(The request) Pick out each line in these entries that contains the string "interobservador".

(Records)
···

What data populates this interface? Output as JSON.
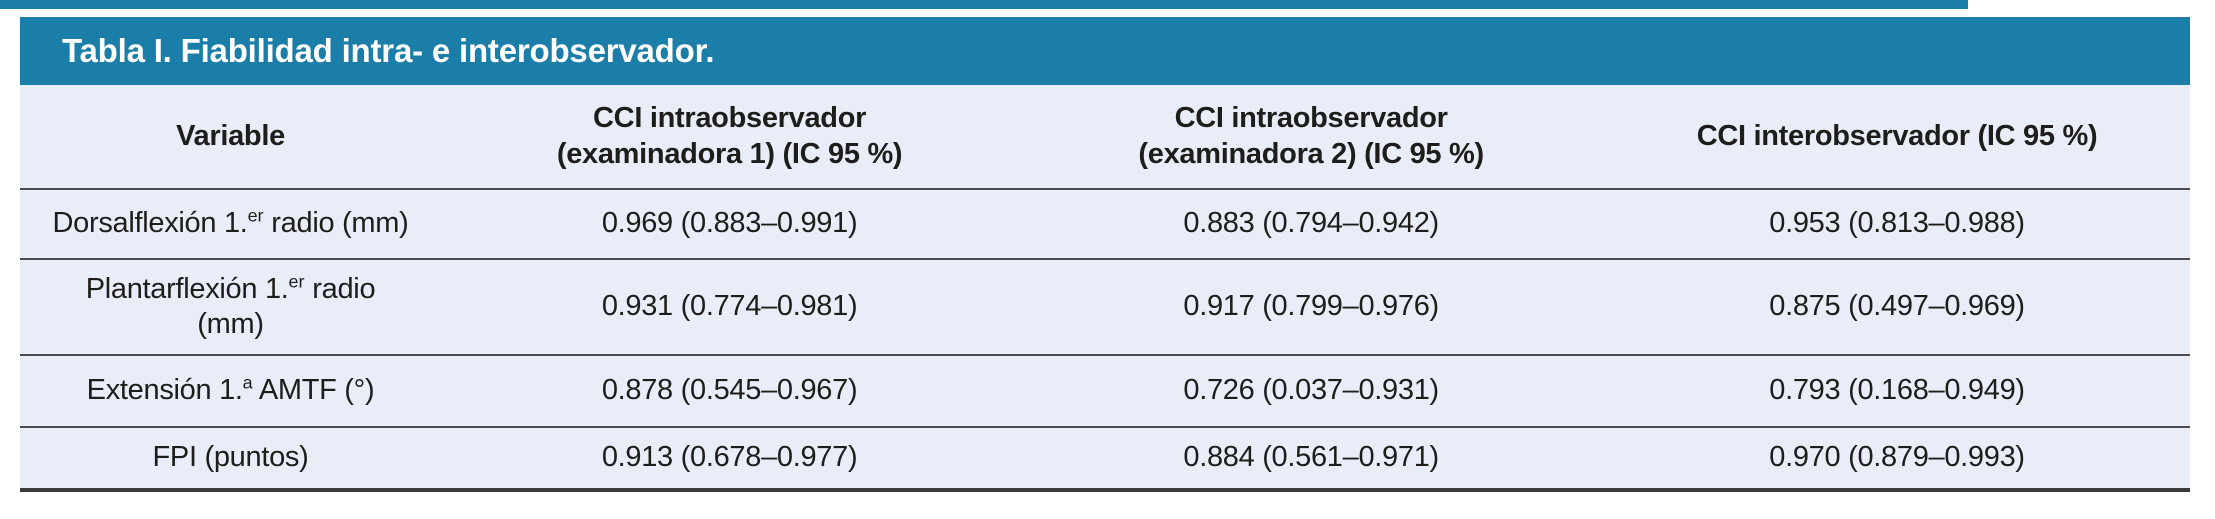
{
  "page": {
    "accent_color": "#1b7ea8",
    "row_bg": "#e9edf7",
    "rule_color": "#4c4c4c"
  },
  "table": {
    "title": "Tabla I. Fiabilidad intra- e interobservador.",
    "columns": [
      {
        "lines": [
          "Variable"
        ]
      },
      {
        "lines": [
          "CCI intraobservador",
          "(examinadora 1) (IC 95 %)"
        ]
      },
      {
        "lines": [
          "CCI intraobservador",
          "(examinadora 2) (IC 95 %)"
        ]
      },
      {
        "lines": [
          "CCI interobservador (IC 95 %)"
        ]
      }
    ],
    "rows": [
      {
        "variable": {
          "pre": "Dorsalflexión 1.",
          "sup": "er",
          "post": " radio (mm)"
        },
        "values": [
          "0.969 (0.883–0.991)",
          "0.883 (0.794–0.942)",
          "0.953 (0.813–0.988)"
        ]
      },
      {
        "variable": {
          "pre": "Plantarflexión 1.",
          "sup": "er",
          "post": " radio",
          "line2": "(mm)"
        },
        "values": [
          "0.931 (0.774–0.981)",
          "0.917 (0.799–0.976)",
          "0.875 (0.497–0.969)"
        ]
      },
      {
        "variable": {
          "pre": "Extensión 1.",
          "sup": "a",
          "post": " AMTF (°)"
        },
        "values": [
          "0.878 (0.545–0.967)",
          "0.726 (0.037–0.931)",
          "0.793 (0.168–0.949)"
        ]
      },
      {
        "variable": {
          "pre": "FPI (puntos)"
        },
        "values": [
          "0.913 (0.678–0.977)",
          "0.884 (0.561–0.971)",
          "0.970 (0.879–0.993)"
        ]
      }
    ]
  }
}
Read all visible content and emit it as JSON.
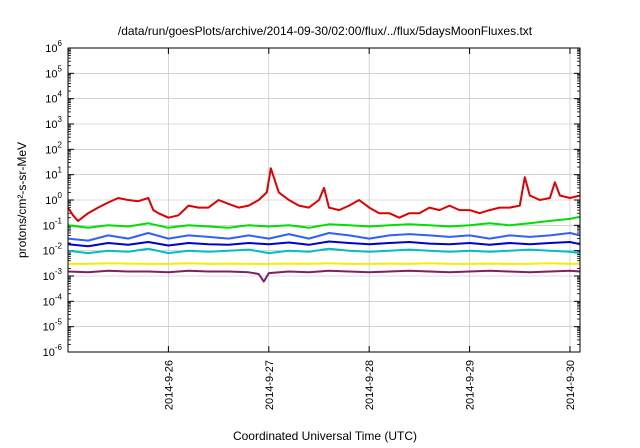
{
  "chart_data": {
    "type": "line",
    "title": "/data/run/goesPlots/archive/2014-09-30/02:00/flux/../flux/5daysMoonFluxes.txt",
    "xlabel": "Coordinated Universal Time (UTC)",
    "ylabel": "protons/cm²-s-sr-MeV",
    "yscale": "log",
    "ylim": [
      1e-06,
      1000000.0
    ],
    "xlim": [
      0,
      5.1
    ],
    "grid": true,
    "x_ticks": [
      {
        "x": 1,
        "label": "2014-9-26"
      },
      {
        "x": 2,
        "label": "2014-9-27"
      },
      {
        "x": 3,
        "label": "2014-9-28"
      },
      {
        "x": 4,
        "label": "2014-9-29"
      },
      {
        "x": 5,
        "label": "2014-9-30"
      }
    ],
    "y_ticks": [
      {
        "exp": 6,
        "label": "10",
        "sup": "6"
      },
      {
        "exp": 5,
        "label": "10",
        "sup": "5"
      },
      {
        "exp": 4,
        "label": "10",
        "sup": "4"
      },
      {
        "exp": 3,
        "label": "10",
        "sup": "3"
      },
      {
        "exp": 2,
        "label": "10",
        "sup": "2"
      },
      {
        "exp": 1,
        "label": "10",
        "sup": "1"
      },
      {
        "exp": 0,
        "label": "10",
        "sup": "0"
      },
      {
        "exp": -1,
        "label": "10",
        "sup": "-1"
      },
      {
        "exp": -2,
        "label": "10",
        "sup": "-2"
      },
      {
        "exp": -3,
        "label": "10",
        "sup": "-3"
      },
      {
        "exp": -4,
        "label": "10",
        "sup": "-4"
      },
      {
        "exp": -5,
        "label": "10",
        "sup": "-5"
      },
      {
        "exp": -6,
        "label": "10",
        "sup": "-6"
      }
    ],
    "series": [
      {
        "color": "#e00000",
        "x": [
          0,
          0.05,
          0.1,
          0.2,
          0.3,
          0.4,
          0.5,
          0.6,
          0.7,
          0.8,
          0.85,
          0.9,
          1.0,
          1.1,
          1.2,
          1.3,
          1.4,
          1.5,
          1.6,
          1.7,
          1.8,
          1.9,
          1.98,
          2.02,
          2.1,
          2.2,
          2.3,
          2.4,
          2.5,
          2.55,
          2.6,
          2.7,
          2.8,
          2.9,
          3.0,
          3.1,
          3.2,
          3.3,
          3.4,
          3.5,
          3.6,
          3.7,
          3.8,
          3.9,
          4.0,
          4.1,
          4.2,
          4.3,
          4.4,
          4.5,
          4.55,
          4.6,
          4.7,
          4.8,
          4.85,
          4.9,
          5.0,
          5.1
        ],
        "y": [
          0.5,
          0.25,
          0.15,
          0.3,
          0.5,
          0.8,
          1.2,
          1.0,
          0.9,
          1.2,
          0.4,
          0.3,
          0.2,
          0.25,
          0.6,
          0.5,
          0.5,
          1.0,
          0.7,
          0.5,
          0.6,
          1.0,
          2.0,
          18,
          2.0,
          1.0,
          0.6,
          0.5,
          1.0,
          3.0,
          0.5,
          0.4,
          0.6,
          1.0,
          0.5,
          0.3,
          0.3,
          0.2,
          0.3,
          0.3,
          0.5,
          0.4,
          0.6,
          0.4,
          0.4,
          0.3,
          0.4,
          0.5,
          0.5,
          0.6,
          8.0,
          1.5,
          1.0,
          1.2,
          5.0,
          1.5,
          1.2,
          1.5
        ]
      },
      {
        "color": "#00e000",
        "x": [
          0,
          0.2,
          0.4,
          0.6,
          0.8,
          1.0,
          1.2,
          1.4,
          1.6,
          1.8,
          2.0,
          2.2,
          2.4,
          2.6,
          2.8,
          3.0,
          3.2,
          3.4,
          3.6,
          3.8,
          4.0,
          4.2,
          4.4,
          4.6,
          4.8,
          5.0,
          5.1
        ],
        "y": [
          0.1,
          0.08,
          0.1,
          0.09,
          0.12,
          0.08,
          0.1,
          0.09,
          0.08,
          0.1,
          0.09,
          0.1,
          0.08,
          0.11,
          0.1,
          0.09,
          0.1,
          0.11,
          0.1,
          0.09,
          0.1,
          0.12,
          0.1,
          0.12,
          0.15,
          0.18,
          0.22
        ]
      },
      {
        "color": "#00bfbf",
        "x": [
          0,
          0.2,
          0.4,
          0.6,
          0.8,
          1.0,
          1.2,
          1.4,
          1.6,
          1.8,
          2.0,
          2.2,
          2.4,
          2.6,
          2.8,
          3.0,
          3.2,
          3.4,
          3.6,
          3.8,
          4.0,
          4.2,
          4.4,
          4.6,
          4.8,
          5.0,
          5.1
        ],
        "y": [
          0.01,
          0.008,
          0.01,
          0.009,
          0.012,
          0.008,
          0.01,
          0.009,
          0.01,
          0.011,
          0.008,
          0.01,
          0.009,
          0.012,
          0.01,
          0.009,
          0.01,
          0.011,
          0.01,
          0.009,
          0.01,
          0.009,
          0.01,
          0.011,
          0.01,
          0.009,
          0.008
        ]
      },
      {
        "color": "#3060ff",
        "x": [
          0,
          0.2,
          0.4,
          0.6,
          0.8,
          1.0,
          1.2,
          1.4,
          1.6,
          1.8,
          2.0,
          2.2,
          2.4,
          2.6,
          2.8,
          3.0,
          3.2,
          3.4,
          3.6,
          3.8,
          4.0,
          4.2,
          4.4,
          4.6,
          4.8,
          5.0,
          5.1
        ],
        "y": [
          0.03,
          0.025,
          0.04,
          0.03,
          0.05,
          0.03,
          0.04,
          0.035,
          0.03,
          0.04,
          0.03,
          0.045,
          0.03,
          0.05,
          0.04,
          0.03,
          0.04,
          0.045,
          0.04,
          0.035,
          0.04,
          0.03,
          0.04,
          0.035,
          0.04,
          0.05,
          0.04
        ]
      },
      {
        "color": "#0000d0",
        "x": [
          0,
          0.2,
          0.4,
          0.6,
          0.8,
          1.0,
          1.2,
          1.4,
          1.6,
          1.8,
          2.0,
          2.2,
          2.4,
          2.6,
          2.8,
          3.0,
          3.2,
          3.4,
          3.6,
          3.8,
          4.0,
          4.2,
          4.4,
          4.6,
          4.8,
          5.0,
          5.1
        ],
        "y": [
          0.018,
          0.015,
          0.02,
          0.017,
          0.022,
          0.016,
          0.02,
          0.018,
          0.017,
          0.02,
          0.018,
          0.021,
          0.017,
          0.023,
          0.02,
          0.018,
          0.02,
          0.022,
          0.019,
          0.018,
          0.02,
          0.017,
          0.02,
          0.018,
          0.02,
          0.022,
          0.018
        ]
      },
      {
        "color": "#f0f000",
        "x": [
          0,
          0.2,
          0.4,
          0.6,
          0.8,
          1.0,
          1.2,
          1.4,
          1.6,
          1.8,
          2.0,
          2.2,
          2.4,
          2.6,
          2.8,
          3.0,
          3.2,
          3.4,
          3.6,
          3.8,
          4.0,
          4.2,
          4.4,
          4.6,
          4.8,
          5.0,
          5.1
        ],
        "y": [
          0.003,
          0.003,
          0.0032,
          0.0031,
          0.003,
          0.003,
          0.0032,
          0.003,
          0.0031,
          0.003,
          0.003,
          0.0031,
          0.003,
          0.0032,
          0.003,
          0.003,
          0.0031,
          0.003,
          0.0032,
          0.003,
          0.003,
          0.0031,
          0.003,
          0.003,
          0.0032,
          0.003,
          0.0031
        ]
      },
      {
        "color": "#802060",
        "x": [
          0,
          0.2,
          0.4,
          0.6,
          0.8,
          1.0,
          1.2,
          1.4,
          1.6,
          1.8,
          1.9,
          1.95,
          2.0,
          2.2,
          2.4,
          2.6,
          2.8,
          3.0,
          3.2,
          3.4,
          3.6,
          3.8,
          4.0,
          4.2,
          4.4,
          4.6,
          4.8,
          5.0,
          5.1
        ],
        "y": [
          0.0015,
          0.0014,
          0.0016,
          0.0015,
          0.0015,
          0.0014,
          0.0016,
          0.0015,
          0.0015,
          0.0014,
          0.0012,
          0.0006,
          0.0013,
          0.0015,
          0.0014,
          0.0016,
          0.0015,
          0.0014,
          0.0015,
          0.0016,
          0.0015,
          0.0014,
          0.0015,
          0.0016,
          0.0015,
          0.0014,
          0.0015,
          0.0016,
          0.0015
        ]
      }
    ]
  }
}
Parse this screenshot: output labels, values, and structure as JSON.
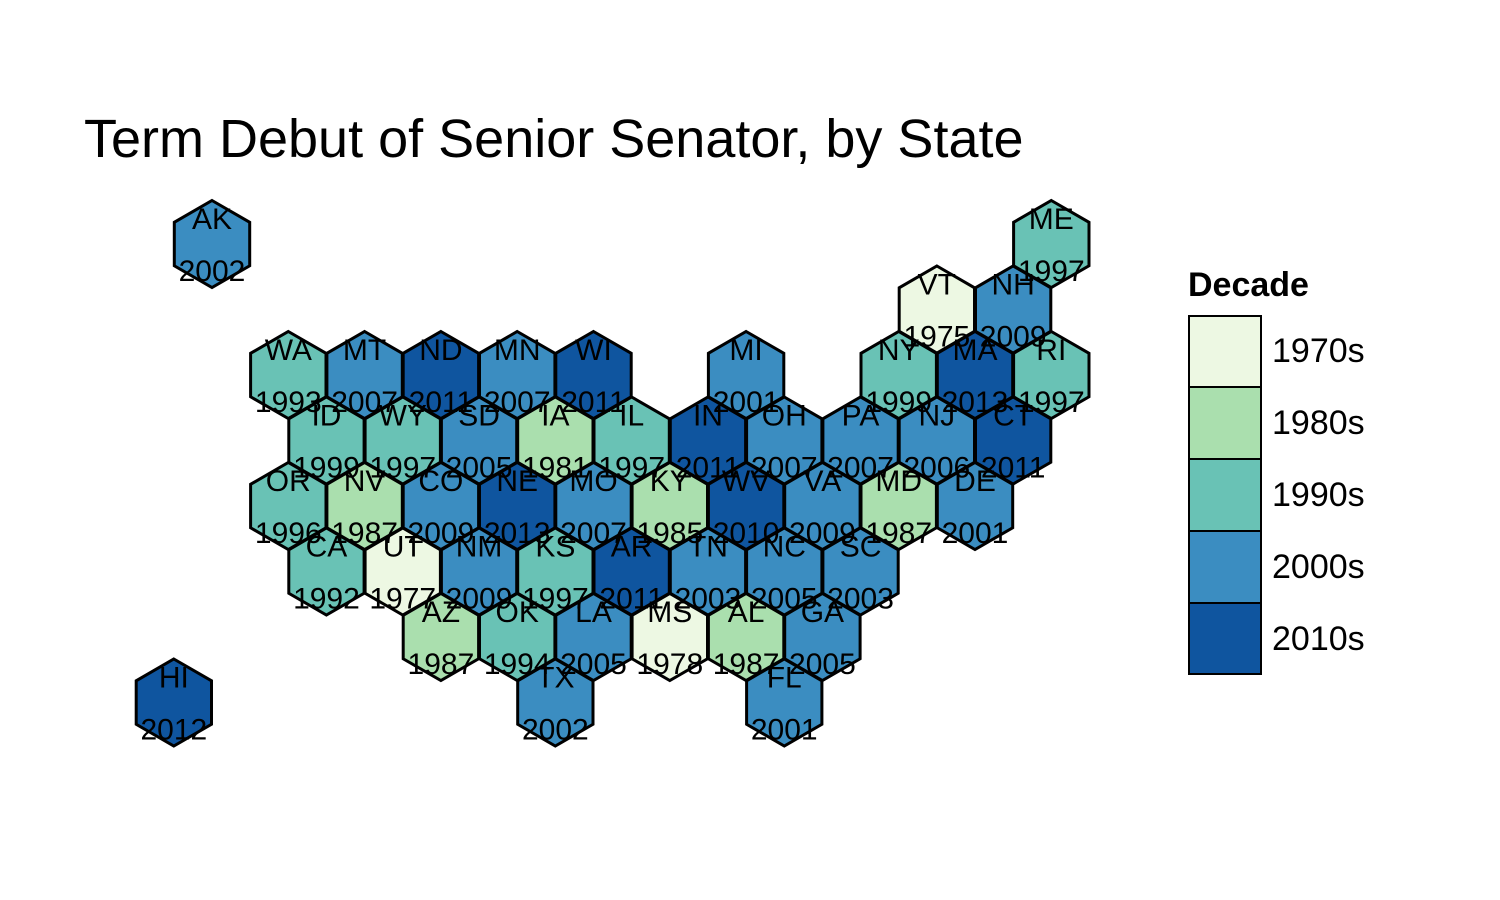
{
  "title": "Term Debut of Senior Senator, by State",
  "legend": {
    "title": "Decade",
    "items": [
      {
        "label": "1970s",
        "color": "#edf8e3"
      },
      {
        "label": "1980s",
        "color": "#aadfae"
      },
      {
        "label": "1990s",
        "color": "#69c2b5"
      },
      {
        "label": "2000s",
        "color": "#3b8dc1"
      },
      {
        "label": "2010s",
        "color": "#0f559f"
      }
    ]
  },
  "states": [
    {
      "abbr": "AK",
      "year": "2002",
      "decade": "2000s",
      "col": 0,
      "row": 0
    },
    {
      "abbr": "ME",
      "year": "1997",
      "decade": "1990s",
      "col": 11,
      "row": 0
    },
    {
      "abbr": "VT",
      "year": "1975",
      "decade": "1970s",
      "col": 9.5,
      "row": 1
    },
    {
      "abbr": "NH",
      "year": "2009",
      "decade": "2000s",
      "col": 10.5,
      "row": 1
    },
    {
      "abbr": "WA",
      "year": "1993",
      "decade": "1990s",
      "col": 1,
      "row": 2
    },
    {
      "abbr": "MT",
      "year": "2007",
      "decade": "2000s",
      "col": 2,
      "row": 2
    },
    {
      "abbr": "ND",
      "year": "2011",
      "decade": "2010s",
      "col": 3,
      "row": 2
    },
    {
      "abbr": "MN",
      "year": "2007",
      "decade": "2000s",
      "col": 4,
      "row": 2
    },
    {
      "abbr": "WI",
      "year": "2011",
      "decade": "2010s",
      "col": 5,
      "row": 2
    },
    {
      "abbr": "MI",
      "year": "2001",
      "decade": "2000s",
      "col": 7,
      "row": 2
    },
    {
      "abbr": "NY",
      "year": "1999",
      "decade": "1990s",
      "col": 9,
      "row": 2
    },
    {
      "abbr": "MA",
      "year": "2013",
      "decade": "2010s",
      "col": 10,
      "row": 2
    },
    {
      "abbr": "RI",
      "year": "1997",
      "decade": "1990s",
      "col": 11,
      "row": 2
    },
    {
      "abbr": "ID",
      "year": "1999",
      "decade": "1990s",
      "col": 1.5,
      "row": 3
    },
    {
      "abbr": "WY",
      "year": "1997",
      "decade": "1990s",
      "col": 2.5,
      "row": 3
    },
    {
      "abbr": "SD",
      "year": "2005",
      "decade": "2000s",
      "col": 3.5,
      "row": 3
    },
    {
      "abbr": "IA",
      "year": "1981",
      "decade": "1980s",
      "col": 4.5,
      "row": 3
    },
    {
      "abbr": "IL",
      "year": "1997",
      "decade": "1990s",
      "col": 5.5,
      "row": 3
    },
    {
      "abbr": "IN",
      "year": "2011",
      "decade": "2010s",
      "col": 6.5,
      "row": 3
    },
    {
      "abbr": "OH",
      "year": "2007",
      "decade": "2000s",
      "col": 7.5,
      "row": 3
    },
    {
      "abbr": "PA",
      "year": "2007",
      "decade": "2000s",
      "col": 8.5,
      "row": 3
    },
    {
      "abbr": "NJ",
      "year": "2006",
      "decade": "2000s",
      "col": 9.5,
      "row": 3
    },
    {
      "abbr": "CT",
      "year": "2011",
      "decade": "2010s",
      "col": 10.5,
      "row": 3
    },
    {
      "abbr": "OR",
      "year": "1996",
      "decade": "1990s",
      "col": 1,
      "row": 4
    },
    {
      "abbr": "NV",
      "year": "1987",
      "decade": "1980s",
      "col": 2,
      "row": 4
    },
    {
      "abbr": "CO",
      "year": "2009",
      "decade": "2000s",
      "col": 3,
      "row": 4
    },
    {
      "abbr": "NE",
      "year": "2013",
      "decade": "2010s",
      "col": 4,
      "row": 4
    },
    {
      "abbr": "MO",
      "year": "2007",
      "decade": "2000s",
      "col": 5,
      "row": 4
    },
    {
      "abbr": "KY",
      "year": "1985",
      "decade": "1980s",
      "col": 6,
      "row": 4
    },
    {
      "abbr": "WV",
      "year": "2010",
      "decade": "2010s",
      "col": 7,
      "row": 4
    },
    {
      "abbr": "VA",
      "year": "2009",
      "decade": "2000s",
      "col": 8,
      "row": 4
    },
    {
      "abbr": "MD",
      "year": "1987",
      "decade": "1980s",
      "col": 9,
      "row": 4
    },
    {
      "abbr": "DE",
      "year": "2001",
      "decade": "2000s",
      "col": 10,
      "row": 4
    },
    {
      "abbr": "CA",
      "year": "1992",
      "decade": "1990s",
      "col": 1.5,
      "row": 5
    },
    {
      "abbr": "UT",
      "year": "1977",
      "decade": "1970s",
      "col": 2.5,
      "row": 5
    },
    {
      "abbr": "NM",
      "year": "2009",
      "decade": "2000s",
      "col": 3.5,
      "row": 5
    },
    {
      "abbr": "KS",
      "year": "1997",
      "decade": "1990s",
      "col": 4.5,
      "row": 5
    },
    {
      "abbr": "AR",
      "year": "2011",
      "decade": "2010s",
      "col": 5.5,
      "row": 5
    },
    {
      "abbr": "TN",
      "year": "2003",
      "decade": "2000s",
      "col": 6.5,
      "row": 5
    },
    {
      "abbr": "NC",
      "year": "2005",
      "decade": "2000s",
      "col": 7.5,
      "row": 5
    },
    {
      "abbr": "SC",
      "year": "2003",
      "decade": "2000s",
      "col": 8.5,
      "row": 5
    },
    {
      "abbr": "AZ",
      "year": "1987",
      "decade": "1980s",
      "col": 3,
      "row": 6
    },
    {
      "abbr": "OK",
      "year": "1994",
      "decade": "1990s",
      "col": 4,
      "row": 6
    },
    {
      "abbr": "LA",
      "year": "2005",
      "decade": "2000s",
      "col": 5,
      "row": 6
    },
    {
      "abbr": "MS",
      "year": "1978",
      "decade": "1970s",
      "col": 6,
      "row": 6
    },
    {
      "abbr": "AL",
      "year": "1987",
      "decade": "1980s",
      "col": 7,
      "row": 6
    },
    {
      "abbr": "GA",
      "year": "2005",
      "decade": "2000s",
      "col": 8,
      "row": 6
    },
    {
      "abbr": "HI",
      "year": "2012",
      "decade": "2010s",
      "col": -0.5,
      "row": 7
    },
    {
      "abbr": "TX",
      "year": "2002",
      "decade": "2000s",
      "col": 4.5,
      "row": 7
    },
    {
      "abbr": "FL",
      "year": "2001",
      "decade": "2000s",
      "col": 7.5,
      "row": 7
    }
  ]
}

···

(Answer to the problem)
    "title": "Tabla I. Fiabilidad intra- e interobservador.",
          "CCI interobservador (IC 95 %)"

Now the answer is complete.